* **SHORT TASK**: Copy out all lines with the word "name" in them.

Part of a data file

# # # #

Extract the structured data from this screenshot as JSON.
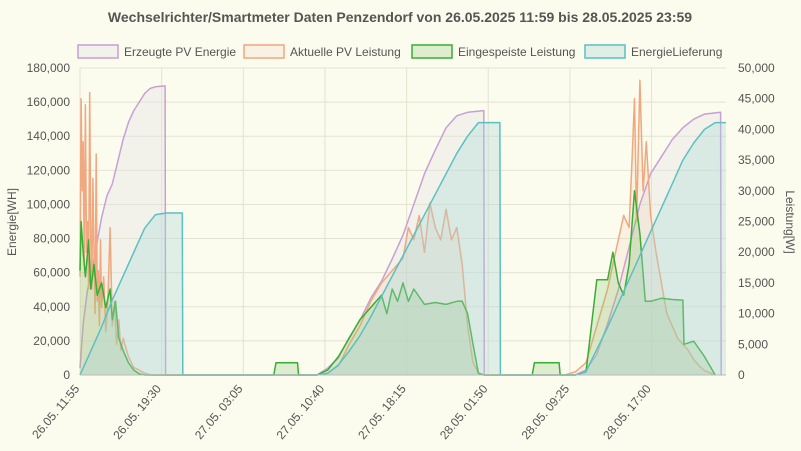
{
  "chart_data": {
    "type": "line",
    "title": "Wechselrichter/Smartmeter Daten Penzendorf von 26.05.2025 11:59 bis 28.05.2025 23:59",
    "ylabel_left": "Energie[WH]",
    "ylabel_right": "Leistung[W]",
    "ylim_left": [
      0,
      180000
    ],
    "ylim_right": [
      0,
      50000
    ],
    "y_ticks_left": [
      "0",
      "20,000",
      "40,000",
      "60,000",
      "80,000",
      "100,000",
      "120,000",
      "140,000",
      "160,000",
      "180,000"
    ],
    "y_ticks_right": [
      "0",
      "5,000",
      "10,000",
      "15,000",
      "20,000",
      "25,000",
      "30,000",
      "35,000",
      "40,000",
      "45,000",
      "50,000"
    ],
    "x_ticks": [
      "26.05. 11:55",
      "26.05. 19:30",
      "27.05. 03:05",
      "27.05. 10:40",
      "27.05. 18:15",
      "28.05. 01:50",
      "28.05. 09:25",
      "28.05. 17:00"
    ],
    "x_unit": "hours since 26.05. 11:55",
    "x_range": [
      0,
      60
    ],
    "legend_position": "top",
    "grid": true,
    "series": [
      {
        "name": "Erzeugte PV Energie",
        "axis": "left",
        "color": "#c7a0d6",
        "fill": "rgba(225,225,225,0.35)",
        "points": [
          [
            0,
            4000
          ],
          [
            0.3,
            30000
          ],
          [
            0.7,
            50000
          ],
          [
            1,
            58000
          ],
          [
            1.5,
            75000
          ],
          [
            2,
            92000
          ],
          [
            2.5,
            105000
          ],
          [
            3,
            112000
          ],
          [
            3.5,
            125000
          ],
          [
            4,
            138000
          ],
          [
            4.5,
            148000
          ],
          [
            5,
            155000
          ],
          [
            5.5,
            160000
          ],
          [
            6,
            165000
          ],
          [
            6.5,
            168000
          ],
          [
            7,
            169000
          ],
          [
            7.9,
            169500
          ],
          [
            7.95,
            0
          ],
          [
            22,
            0
          ],
          [
            23,
            4000
          ],
          [
            24,
            10000
          ],
          [
            25,
            22000
          ],
          [
            26,
            32000
          ],
          [
            27,
            45000
          ],
          [
            28,
            55000
          ],
          [
            29,
            68000
          ],
          [
            30,
            82000
          ],
          [
            31,
            100000
          ],
          [
            32,
            118000
          ],
          [
            33,
            132000
          ],
          [
            34,
            145000
          ],
          [
            35,
            152000
          ],
          [
            36,
            154000
          ],
          [
            37.5,
            155000
          ],
          [
            37.55,
            0
          ],
          [
            46,
            0
          ],
          [
            47,
            3000
          ],
          [
            48,
            12000
          ],
          [
            49,
            30000
          ],
          [
            50,
            50000
          ],
          [
            51,
            75000
          ],
          [
            52,
            100000
          ],
          [
            53,
            118000
          ],
          [
            54,
            128000
          ],
          [
            55,
            138000
          ],
          [
            56,
            145000
          ],
          [
            57,
            150000
          ],
          [
            58,
            153000
          ],
          [
            59.5,
            154000
          ],
          [
            59.55,
            0
          ]
        ]
      },
      {
        "name": "Aktuelle PV Leistung",
        "axis": "right",
        "color": "#f0a880",
        "fill": "rgba(240,170,130,0.12)",
        "points": [
          [
            0,
            16000
          ],
          [
            0.1,
            45000
          ],
          [
            0.2,
            30000
          ],
          [
            0.3,
            38000
          ],
          [
            0.4,
            18000
          ],
          [
            0.5,
            44000
          ],
          [
            0.6,
            20000
          ],
          [
            0.7,
            25000
          ],
          [
            0.8,
            14000
          ],
          [
            0.9,
            46000
          ],
          [
            1,
            22000
          ],
          [
            1.1,
            14000
          ],
          [
            1.2,
            32000
          ],
          [
            1.3,
            20000
          ],
          [
            1.4,
            10000
          ],
          [
            1.5,
            36000
          ],
          [
            1.6,
            12000
          ],
          [
            1.7,
            17000
          ],
          [
            1.8,
            8000
          ],
          [
            1.9,
            22000
          ],
          [
            2,
            11000
          ],
          [
            2.2,
            16000
          ],
          [
            2.4,
            7000
          ],
          [
            2.6,
            13000
          ],
          [
            2.8,
            24000
          ],
          [
            3,
            8000
          ],
          [
            3.2,
            12000
          ],
          [
            3.4,
            5000
          ],
          [
            3.6,
            9000
          ],
          [
            3.8,
            4000
          ],
          [
            4,
            6000
          ],
          [
            4.5,
            3000
          ],
          [
            5,
            1200
          ],
          [
            5.5,
            800
          ],
          [
            6,
            300
          ],
          [
            6.6,
            0
          ],
          [
            22,
            0
          ],
          [
            23,
            300
          ],
          [
            24,
            1500
          ],
          [
            25,
            5000
          ],
          [
            26,
            8000
          ],
          [
            27,
            12000
          ],
          [
            28,
            15000
          ],
          [
            29,
            17000
          ],
          [
            30,
            19000
          ],
          [
            30.5,
            24000
          ],
          [
            31,
            22000
          ],
          [
            31.5,
            26000
          ],
          [
            32,
            20000
          ],
          [
            32.5,
            28000
          ],
          [
            33,
            24000
          ],
          [
            33.5,
            22000
          ],
          [
            34,
            27000
          ],
          [
            34.5,
            22000
          ],
          [
            35,
            24000
          ],
          [
            35.5,
            18000
          ],
          [
            36,
            8000
          ],
          [
            36.5,
            2000
          ],
          [
            37,
            300
          ],
          [
            37.5,
            0
          ],
          [
            45,
            0
          ],
          [
            46,
            500
          ],
          [
            47,
            2000
          ],
          [
            48,
            8000
          ],
          [
            49,
            14000
          ],
          [
            49.5,
            18000
          ],
          [
            50,
            22000
          ],
          [
            50.5,
            26000
          ],
          [
            51,
            24000
          ],
          [
            51.3,
            36000
          ],
          [
            51.5,
            45000
          ],
          [
            51.7,
            25000
          ],
          [
            52,
            48000
          ],
          [
            52.3,
            30000
          ],
          [
            52.6,
            38000
          ],
          [
            53,
            26000
          ],
          [
            53.5,
            20000
          ],
          [
            54,
            15000
          ],
          [
            54.5,
            10000
          ],
          [
            55,
            8000
          ],
          [
            55.5,
            6000
          ],
          [
            56,
            5000
          ],
          [
            56.5,
            4000
          ],
          [
            57,
            2500
          ],
          [
            57.5,
            1500
          ],
          [
            58,
            700
          ],
          [
            59,
            0
          ]
        ]
      },
      {
        "name": "Eingespeiste Leistung",
        "axis": "right",
        "color": "#3aad34",
        "fill": "rgba(130,200,110,0.25)",
        "points": [
          [
            0,
            17000
          ],
          [
            0.1,
            25000
          ],
          [
            0.3,
            20000
          ],
          [
            0.5,
            16000
          ],
          [
            0.8,
            22000
          ],
          [
            1,
            14000
          ],
          [
            1.3,
            18000
          ],
          [
            1.6,
            13000
          ],
          [
            2,
            15000
          ],
          [
            2.4,
            11000
          ],
          [
            2.8,
            14000
          ],
          [
            3,
            9000
          ],
          [
            3.3,
            12000
          ],
          [
            3.6,
            6000
          ],
          [
            4,
            4000
          ],
          [
            4.5,
            2000
          ],
          [
            5,
            800
          ],
          [
            5.5,
            200
          ],
          [
            6,
            0
          ],
          [
            18,
            0
          ],
          [
            18.2,
            2000
          ],
          [
            20.2,
            2000
          ],
          [
            20.3,
            0
          ],
          [
            22,
            0
          ],
          [
            23,
            800
          ],
          [
            24,
            3000
          ],
          [
            25,
            6000
          ],
          [
            26,
            9000
          ],
          [
            27,
            11000
          ],
          [
            28,
            13000
          ],
          [
            28.5,
            10000
          ],
          [
            29,
            14000
          ],
          [
            29.5,
            12000
          ],
          [
            30,
            15000
          ],
          [
            30.5,
            12000
          ],
          [
            31,
            14000
          ],
          [
            32,
            11500
          ],
          [
            33,
            11800
          ],
          [
            34,
            11500
          ],
          [
            35,
            12000
          ],
          [
            35.5,
            12000
          ],
          [
            36,
            10000
          ],
          [
            36.5,
            5000
          ],
          [
            37,
            300
          ],
          [
            37.5,
            0
          ],
          [
            42,
            0
          ],
          [
            42.2,
            2000
          ],
          [
            44.5,
            2000
          ],
          [
            44.6,
            0
          ],
          [
            46,
            0
          ],
          [
            47,
            500
          ],
          [
            48,
            15500
          ],
          [
            49,
            15500
          ],
          [
            49.5,
            20000
          ],
          [
            50,
            15000
          ],
          [
            50.5,
            13000
          ],
          [
            51,
            18000
          ],
          [
            51.5,
            30000
          ],
          [
            52,
            23000
          ],
          [
            52.5,
            12000
          ],
          [
            53,
            12000
          ],
          [
            54,
            12500
          ],
          [
            55,
            12300
          ],
          [
            56,
            12200
          ],
          [
            56.1,
            5000
          ],
          [
            57,
            5500
          ],
          [
            58,
            3000
          ],
          [
            59,
            0
          ]
        ]
      },
      {
        "name": "EnergieLieferung",
        "axis": "left",
        "color": "#5bc0c2",
        "fill": "rgba(165,215,215,0.32)",
        "points": [
          [
            0,
            0
          ],
          [
            1,
            14000
          ],
          [
            2,
            28000
          ],
          [
            3,
            44000
          ],
          [
            4,
            58000
          ],
          [
            5,
            72000
          ],
          [
            6,
            86000
          ],
          [
            7,
            94000
          ],
          [
            8,
            95000
          ],
          [
            9.5,
            95000
          ],
          [
            9.55,
            0
          ],
          [
            22,
            0
          ],
          [
            23,
            1000
          ],
          [
            24,
            6000
          ],
          [
            25,
            14000
          ],
          [
            26,
            23000
          ],
          [
            27,
            34000
          ],
          [
            28,
            46000
          ],
          [
            29,
            58000
          ],
          [
            30,
            70000
          ],
          [
            31,
            82000
          ],
          [
            32,
            94000
          ],
          [
            33,
            106000
          ],
          [
            34,
            118000
          ],
          [
            35,
            130000
          ],
          [
            36,
            140000
          ],
          [
            37,
            148000
          ],
          [
            39,
            148000
          ],
          [
            39.05,
            0
          ],
          [
            46,
            0
          ],
          [
            47,
            2000
          ],
          [
            48,
            15000
          ],
          [
            49,
            28000
          ],
          [
            50,
            42000
          ],
          [
            51,
            56000
          ],
          [
            52,
            70000
          ],
          [
            53,
            84000
          ],
          [
            54,
            98000
          ],
          [
            55,
            112000
          ],
          [
            56,
            126000
          ],
          [
            57,
            136000
          ],
          [
            58,
            144000
          ],
          [
            59,
            148000
          ],
          [
            60,
            148000
          ]
        ]
      }
    ]
  }
}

# # # #

* **ANSWER FOR THE TASK**:
        "name": "Erzeugte PV Energie",
        "name": "Aktuelle PV Leistung",
        "name": "Eingespeiste Leistung",
        "name": "EnergieLieferung",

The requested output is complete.